■ TASK REQUIREMENTS ■
Copy the lines of the listing below verbatim, leaving out the picture.

* start EXERCISE MATERIAL *

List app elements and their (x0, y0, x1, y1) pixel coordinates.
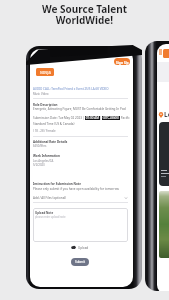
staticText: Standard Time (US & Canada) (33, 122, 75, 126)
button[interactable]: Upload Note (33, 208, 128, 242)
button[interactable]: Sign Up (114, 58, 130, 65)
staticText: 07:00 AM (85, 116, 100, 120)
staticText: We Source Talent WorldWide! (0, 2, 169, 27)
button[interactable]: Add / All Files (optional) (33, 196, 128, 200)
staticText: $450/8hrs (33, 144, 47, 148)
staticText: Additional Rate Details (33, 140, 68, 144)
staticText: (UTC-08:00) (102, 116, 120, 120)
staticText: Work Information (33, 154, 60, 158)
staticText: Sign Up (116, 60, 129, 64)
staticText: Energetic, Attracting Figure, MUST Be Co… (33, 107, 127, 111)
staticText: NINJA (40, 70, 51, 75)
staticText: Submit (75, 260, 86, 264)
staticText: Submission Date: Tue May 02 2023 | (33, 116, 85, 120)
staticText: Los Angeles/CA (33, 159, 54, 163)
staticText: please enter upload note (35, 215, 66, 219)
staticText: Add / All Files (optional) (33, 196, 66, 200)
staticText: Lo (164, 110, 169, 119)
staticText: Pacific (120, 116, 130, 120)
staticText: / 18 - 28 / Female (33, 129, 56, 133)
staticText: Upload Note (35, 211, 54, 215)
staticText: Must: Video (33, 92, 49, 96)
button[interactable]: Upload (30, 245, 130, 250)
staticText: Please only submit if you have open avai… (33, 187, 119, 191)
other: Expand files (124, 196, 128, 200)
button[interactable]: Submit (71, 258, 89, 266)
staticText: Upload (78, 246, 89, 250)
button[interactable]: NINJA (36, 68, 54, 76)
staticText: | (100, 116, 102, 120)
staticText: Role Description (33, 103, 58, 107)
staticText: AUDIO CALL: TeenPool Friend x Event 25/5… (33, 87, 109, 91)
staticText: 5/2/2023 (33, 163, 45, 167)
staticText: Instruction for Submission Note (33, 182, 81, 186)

* end EXERCISE MATERIAL *

■ RESULT OF THE TASK ■
List app elements and their (x0, y0, x1, y1) pixel coordinates.
staticText: Standard Time (US & Canada) (33, 122, 75, 126)
button[interactable]: Upload Note (33, 208, 128, 242)
button[interactable]: Sign Up (114, 58, 130, 65)
staticText: 07:00 AM (85, 116, 100, 120)
staticText: We Source Talent WorldWide! (0, 2, 169, 27)
button[interactable]: Add / All Files (optional) (33, 196, 128, 200)
staticText: $450/8hrs (33, 144, 47, 148)
staticText: Additional Rate Details (33, 140, 68, 144)
staticText: (UTC-08:00) (102, 116, 120, 120)
staticText: Work Information (33, 154, 60, 158)
staticText: Sign Up (116, 60, 129, 64)
staticText: Energetic, Attracting Figure, MUST Be Co… (33, 107, 127, 111)
staticText: NINJA (40, 70, 51, 75)
staticText: Submit (75, 260, 86, 264)
staticText: Submission Date: Tue May 02 2023 | (33, 116, 85, 120)
staticText: Los Angeles/CA (33, 159, 54, 163)
staticText: please enter upload note (35, 215, 66, 219)
staticText: Add / All Files (optional) (33, 196, 66, 200)
staticText: Lo (164, 110, 169, 119)
staticText: Pacific (120, 116, 130, 120)
staticText: / 18 - 28 / Female (33, 129, 56, 133)
staticText: Upload Note (35, 211, 54, 215)
staticText: Must: Video (33, 92, 49, 96)
button[interactable]: Upload (30, 245, 130, 250)
staticText: Please only submit if you have open avai… (33, 187, 119, 191)
other: Expand files (124, 196, 128, 200)
button[interactable]: Submit (71, 258, 89, 266)
staticText: Upload (78, 246, 89, 250)
button[interactable]: NINJA (36, 68, 54, 76)
staticText: | (100, 116, 102, 120)
staticText: Role Description (33, 103, 58, 107)
staticText: AUDIO CALL: TeenPool Friend x Event 25/5… (33, 87, 109, 91)
staticText: 5/2/2023 (33, 163, 45, 167)
staticText: Instruction for Submission Note (33, 182, 81, 186)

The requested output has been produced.